▶ [Stated task]: Each line below must be set down exactly; omit any image you find.
(begin)
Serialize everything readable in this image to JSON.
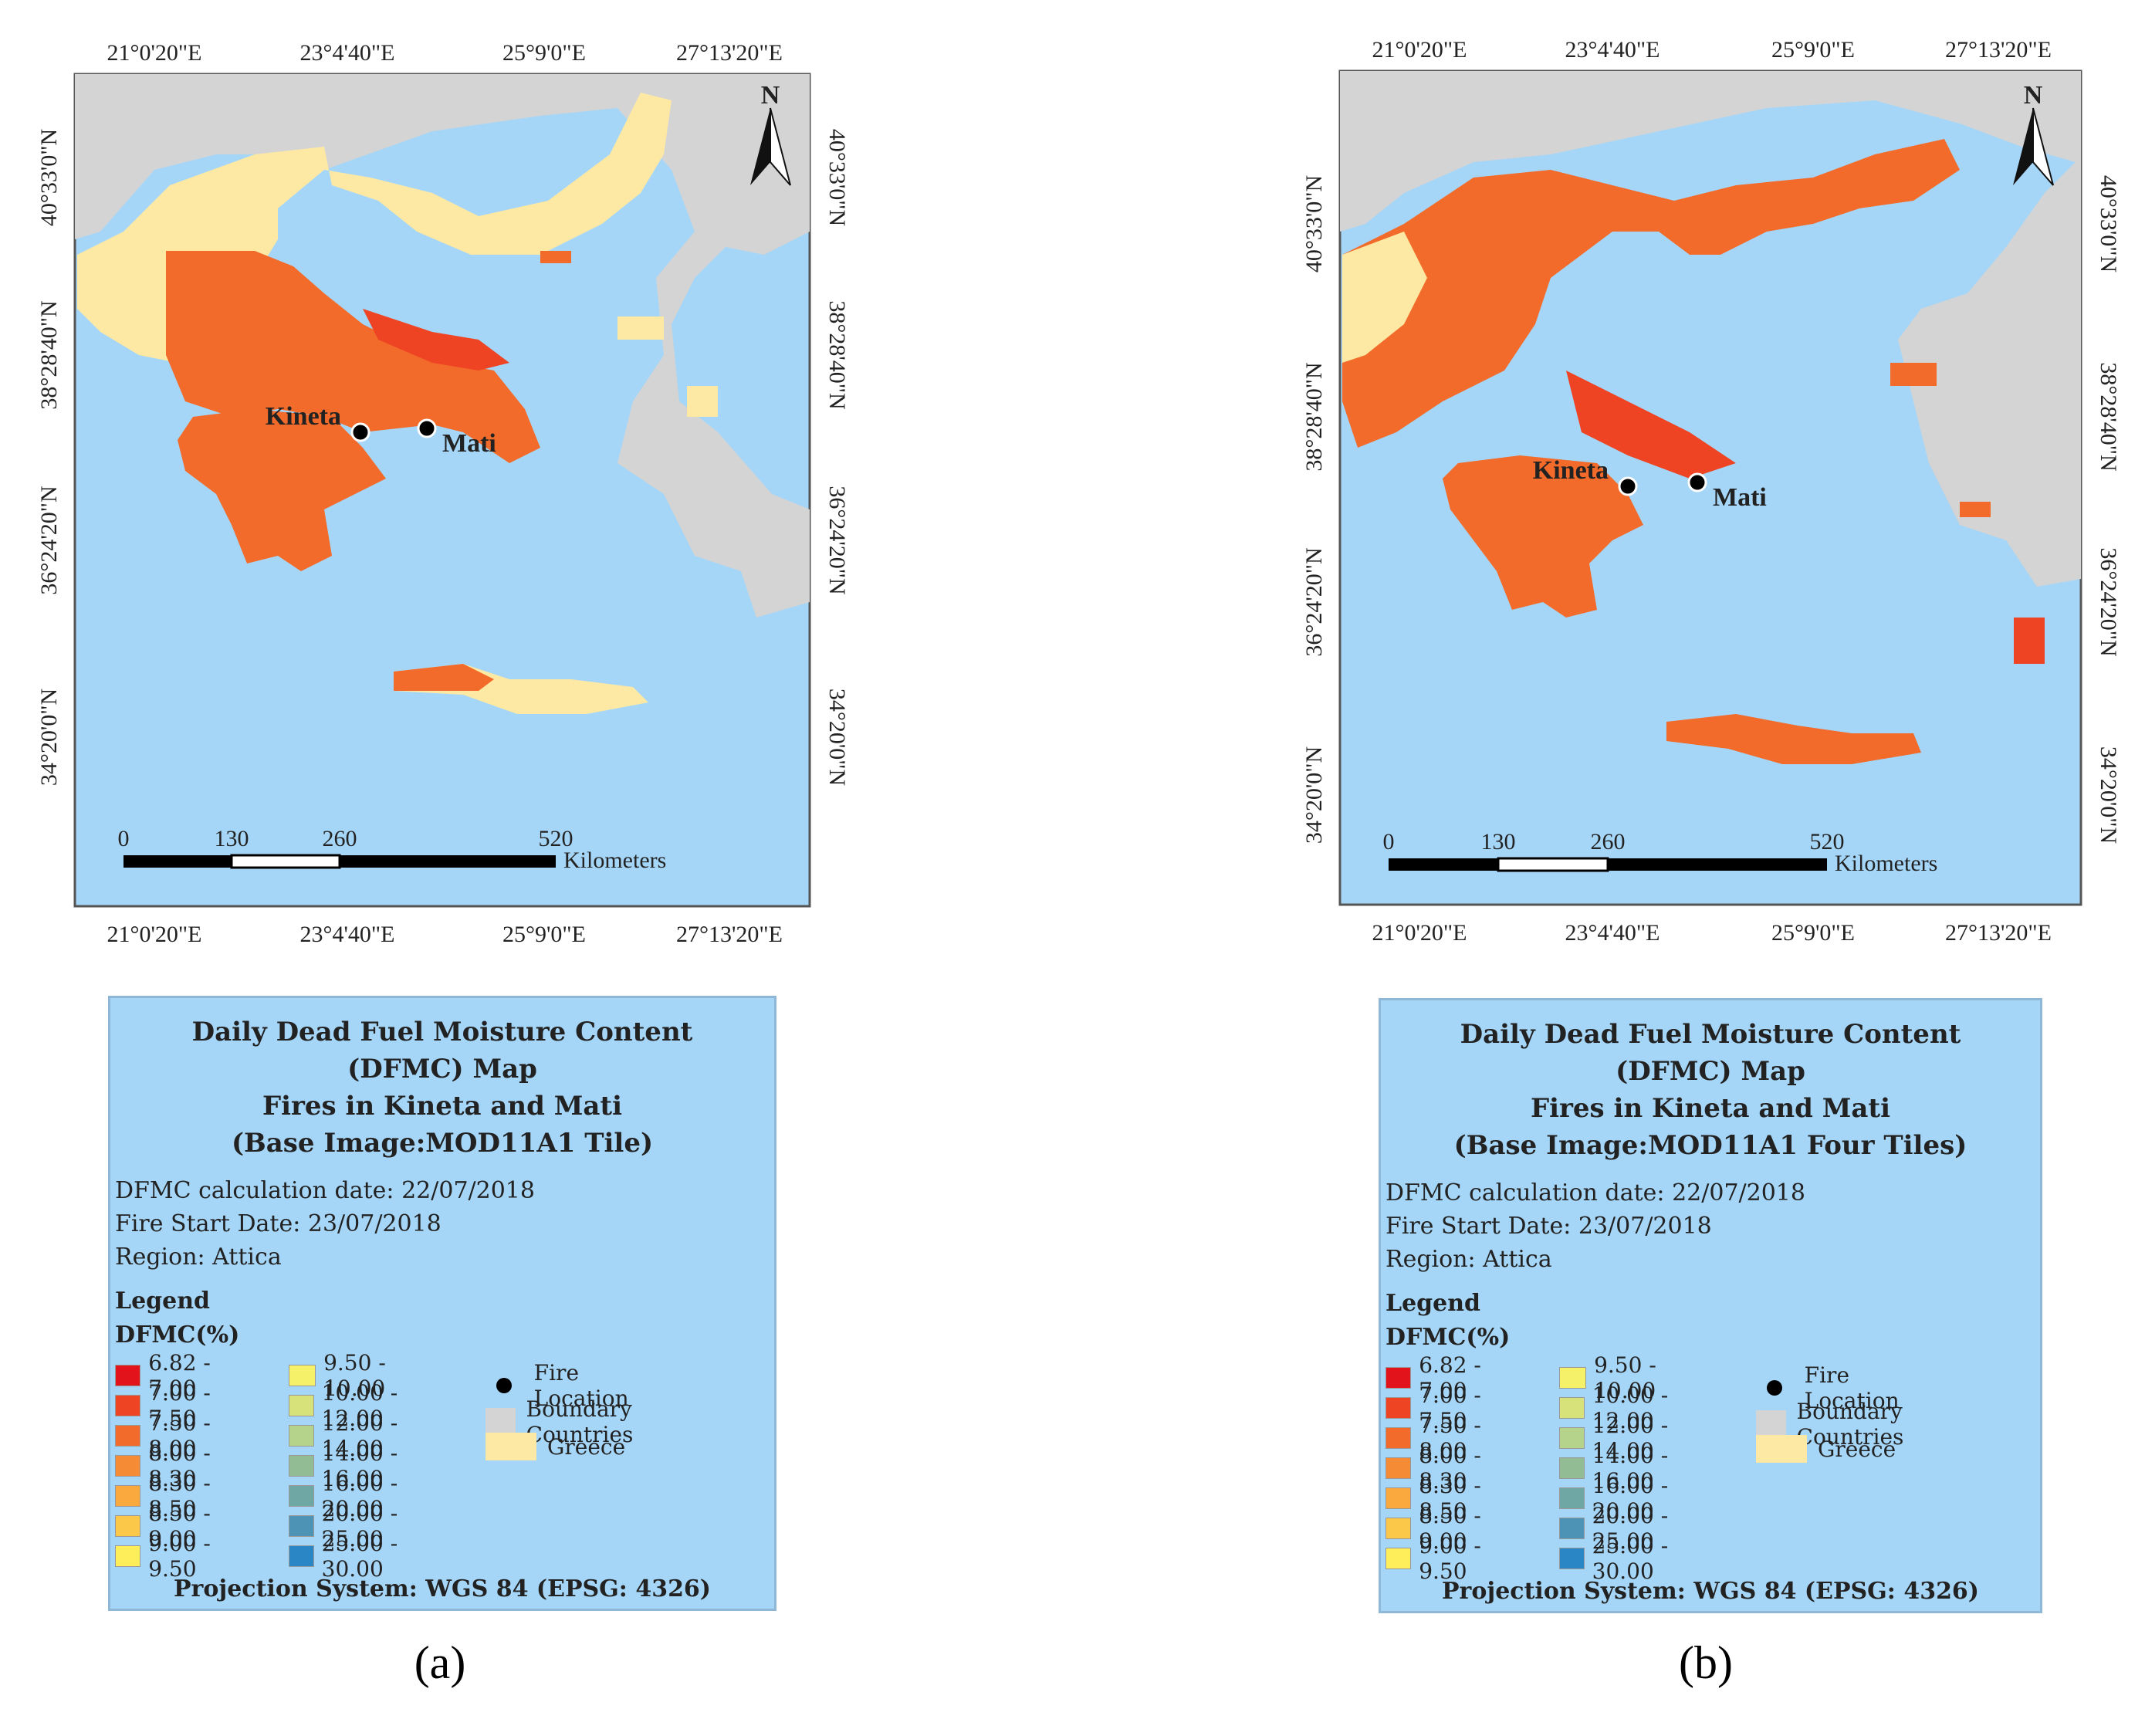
{
  "panels": [
    {
      "id": "a",
      "caption": "(a)",
      "top_ticks": [
        "21°0'20\"E",
        "23°4'40\"E",
        "25°9'0\"E",
        "27°13'20\"E"
      ],
      "bottom_ticks": [
        "21°0'20\"E",
        "23°4'40\"E",
        "25°9'0\"E",
        "27°13'20\"E"
      ],
      "left_ticks": [
        "40°33'0\"N",
        "38°28'40\"N",
        "36°24'20\"N",
        "34°20'0\"N"
      ],
      "right_ticks": [
        "40°33'0\"N",
        "38°28'40\"N",
        "36°24'20\"N",
        "34°20'0\"N"
      ],
      "north_label": "N",
      "places": [
        "Kineta",
        "Mati"
      ],
      "scalebar": {
        "ticks": [
          "0",
          "130",
          "260",
          "520"
        ],
        "unit": "Kilometers"
      },
      "legend": {
        "title_lines": [
          "Daily Dead Fuel Moisture Content",
          "(DFMC) Map",
          "Fires in Kineta and Mati",
          "(Base Image:MOD11A1 Tile)"
        ],
        "info_lines": [
          "DFMC calculation date: 22/07/2018",
          "Fire Start Date: 23/07/2018",
          "Region: Attica"
        ],
        "legend_heading": "Legend",
        "dfmc_heading": "DFMC(%)",
        "projection": "Projection System: WGS 84 (EPSG: 4326)"
      }
    },
    {
      "id": "b",
      "caption": "(b)",
      "top_ticks": [
        "21°0'20\"E",
        "23°4'40\"E",
        "25°9'0\"E",
        "27°13'20\"E"
      ],
      "bottom_ticks": [
        "21°0'20\"E",
        "23°4'40\"E",
        "25°9'0\"E",
        "27°13'20\"E"
      ],
      "left_ticks": [
        "40°33'0\"N",
        "38°28'40\"N",
        "36°24'20\"N",
        "34°20'0\"N"
      ],
      "right_ticks": [
        "40°33'0\"N",
        "38°28'40\"N",
        "36°24'20\"N",
        "34°20'0\"N"
      ],
      "north_label": "N",
      "places": [
        "Kineta",
        "Mati"
      ],
      "scalebar": {
        "ticks": [
          "0",
          "130",
          "260",
          "520"
        ],
        "unit": "Kilometers"
      },
      "legend": {
        "title_lines": [
          "Daily Dead Fuel Moisture Content",
          "(DFMC) Map",
          "Fires in Kineta and Mati",
          "(Base Image:MOD11A1 Four Tiles)"
        ],
        "info_lines": [
          "DFMC calculation date: 22/07/2018",
          "Fire Start Date: 23/07/2018",
          "Region: Attica"
        ],
        "legend_heading": "Legend",
        "dfmc_heading": "DFMC(%)",
        "projection": "Projection System: WGS 84 (EPSG: 4326)"
      }
    }
  ],
  "dfmc_classes": [
    {
      "label": "6.82 - 7.00",
      "color": "#e3131b"
    },
    {
      "label": "7.00 - 7.50",
      "color": "#ee4424"
    },
    {
      "label": "7.50 - 8.00",
      "color": "#f26b2a"
    },
    {
      "label": "8.00 - 8.30",
      "color": "#f58c35"
    },
    {
      "label": "8.30 - 8.50",
      "color": "#f9a93e"
    },
    {
      "label": "8.50 - 9.00",
      "color": "#fcc84a"
    },
    {
      "label": "9.00 - 9.50",
      "color": "#fdee5a"
    },
    {
      "label": "9.50 - 10.00",
      "color": "#f5f26a"
    },
    {
      "label": "10.00 - 12.00",
      "color": "#d8e27a"
    },
    {
      "label": "12.00 - 14.00",
      "color": "#b5d38a"
    },
    {
      "label": "14.00 - 16.00",
      "color": "#92bc94"
    },
    {
      "label": "16.00 - 20.00",
      "color": "#6ea7a4"
    },
    {
      "label": "20.00 - 25.00",
      "color": "#4c93b6"
    },
    {
      "label": "25.00 - 30.00",
      "color": "#2a86c4"
    }
  ],
  "symbols": [
    {
      "label": "Fire Location",
      "type": "dot",
      "color": "#000000"
    },
    {
      "label": "Boundary Countries",
      "type": "fill",
      "color": "#d4d4d4"
    },
    {
      "label": "Greece",
      "type": "fill",
      "color": "#fde9a4"
    }
  ],
  "colors": {
    "sea": "#a6d6f7",
    "greece": "#fde9a4",
    "boundary": "#d4d4d4",
    "dfmc_main": "#f26b2a",
    "dfmc_dark": "#ee4424"
  }
}
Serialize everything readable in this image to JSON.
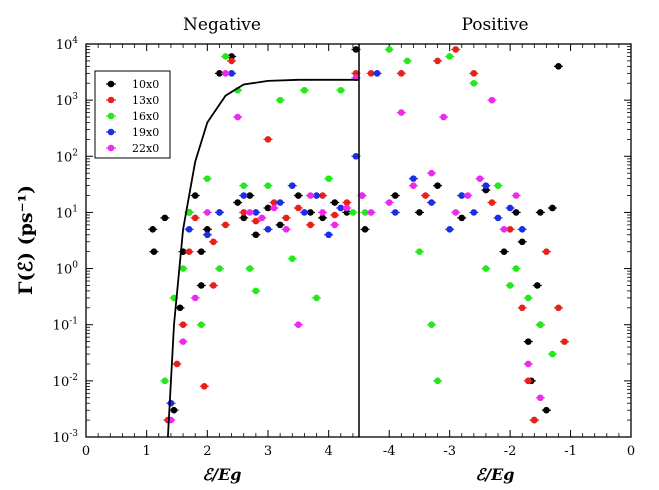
(end)
▶ [Exercise answer]:
Serialize everything readable in this image to JSON.
{
  "panels": [
    {
      "id": "a",
      "caption": "(a)",
      "top_ticks": [
        "21°0'20\"E",
        "23°4'40\"E",
        "25°9'0\"E",
        "27°13'20\"E"
      ],
      "bottom_ticks": [
        "21°0'20\"E",
        "23°4'40\"E",
        "25°9'0\"E",
        "27°13'20\"E"
      ],
      "left_ticks": [
        "40°33'0\"N",
        "38°28'40\"N",
        "36°24'20\"N",
        "34°20'0\"N"
      ],
      "right_ticks": [
        "40°33'0\"N",
        "38°28'40\"N",
        "36°24'20\"N",
        "34°20'0\"N"
      ],
      "north_label": "N",
      "places": [
        "Kineta",
        "Mati"
      ],
      "scalebar": {
        "ticks": [
          "0",
          "130",
          "260",
          "520"
        ],
        "unit": "Kilometers"
      },
      "legend": {
        "title_lines": [
          "Daily Dead Fuel Moisture Content",
          "(DFMC) Map",
          "Fires in Kineta and Mati",
          "(Base Image:MOD11A1 Tile)"
        ],
        "info_lines": [
          "DFMC calculation date: 22/07/2018",
          "Fire Start Date: 23/07/2018",
          "Region: Attica"
        ],
        "legend_heading": "Legend",
        "dfmc_heading": "DFMC(%)",
        "projection": "Projection System: WGS 84 (EPSG: 4326)"
      }
    },
    {
      "id": "b",
      "caption": "(b)",
      "top_ticks": [
        "21°0'20\"E",
        "23°4'40\"E",
        "25°9'0\"E",
        "27°13'20\"E"
      ],
      "bottom_ticks": [
        "21°0'20\"E",
        "23°4'40\"E",
        "25°9'0\"E",
        "27°13'20\"E"
      ],
      "left_ticks": [
        "40°33'0\"N",
        "38°28'40\"N",
        "36°24'20\"N",
        "34°20'0\"N"
      ],
      "right_ticks": [
        "40°33'0\"N",
        "38°28'40\"N",
        "36°24'20\"N",
        "34°20'0\"N"
      ],
      "north_label": "N",
      "places": [
        "Kineta",
        "Mati"
      ],
      "scalebar": {
        "ticks": [
          "0",
          "130",
          "260",
          "520"
        ],
        "unit": "Kilometers"
      },
      "legend": {
        "title_lines": [
          "Daily Dead Fuel Moisture Content",
          "(DFMC) Map",
          "Fires in Kineta and Mati",
          "(Base Image:MOD11A1 Four Tiles)"
        ],
        "info_lines": [
          "DFMC calculation date: 22/07/2018",
          "Fire Start Date: 23/07/2018",
          "Region: Attica"
        ],
        "legend_heading": "Legend",
        "dfmc_heading": "DFMC(%)",
        "projection": "Projection System: WGS 84 (EPSG: 4326)"
      }
    }
  ],
  "dfmc_classes": [
    {
      "label": "6.82 - 7.00",
      "color": "#e3131b"
    },
    {
      "label": "7.00 - 7.50",
      "color": "#ee4424"
    },
    {
      "label": "7.50 - 8.00",
      "color": "#f26b2a"
    },
    {
      "label": "8.00 - 8.30",
      "color": "#f58c35"
    },
    {
      "label": "8.30 - 8.50",
      "color": "#f9a93e"
    },
    {
      "label": "8.50 - 9.00",
      "color": "#fcc84a"
    },
    {
      "label": "9.00 - 9.50",
      "color": "#fdee5a"
    },
    {
      "label": "9.50 - 10.00",
      "color": "#f5f26a"
    },
    {
      "label": "10.00 - 12.00",
      "color": "#d8e27a"
    },
    {
      "label": "12.00 - 14.00",
      "color": "#b5d38a"
    },
    {
      "label": "14.00 - 16.00",
      "color": "#92bc94"
    },
    {
      "label": "16.00 - 20.00",
      "color": "#6ea7a4"
    },
    {
      "label": "20.00 - 25.00",
      "color": "#4c93b6"
    },
    {
      "label": "25.00 - 30.00",
      "color": "#2a86c4"
    }
  ],
  "symbols": [
    {
      "label": "Fire Location",
      "type": "dot",
      "color": "#000000"
    },
    {
      "label": "Boundary Countries",
      "type": "fill",
      "color": "#d4d4d4"
    },
    {
      "label": "Greece",
      "type": "fill",
      "color": "#fde9a4"
    }
  ],
  "colors": {
    "sea": "#a6d6f7",
    "greece": "#fde9a4",
    "boundary": "#d4d4d4",
    "dfmc_main": "#f26b2a",
    "dfmc_dark": "#ee4424"
  }
}
Serialize everything readable in this image to JSON.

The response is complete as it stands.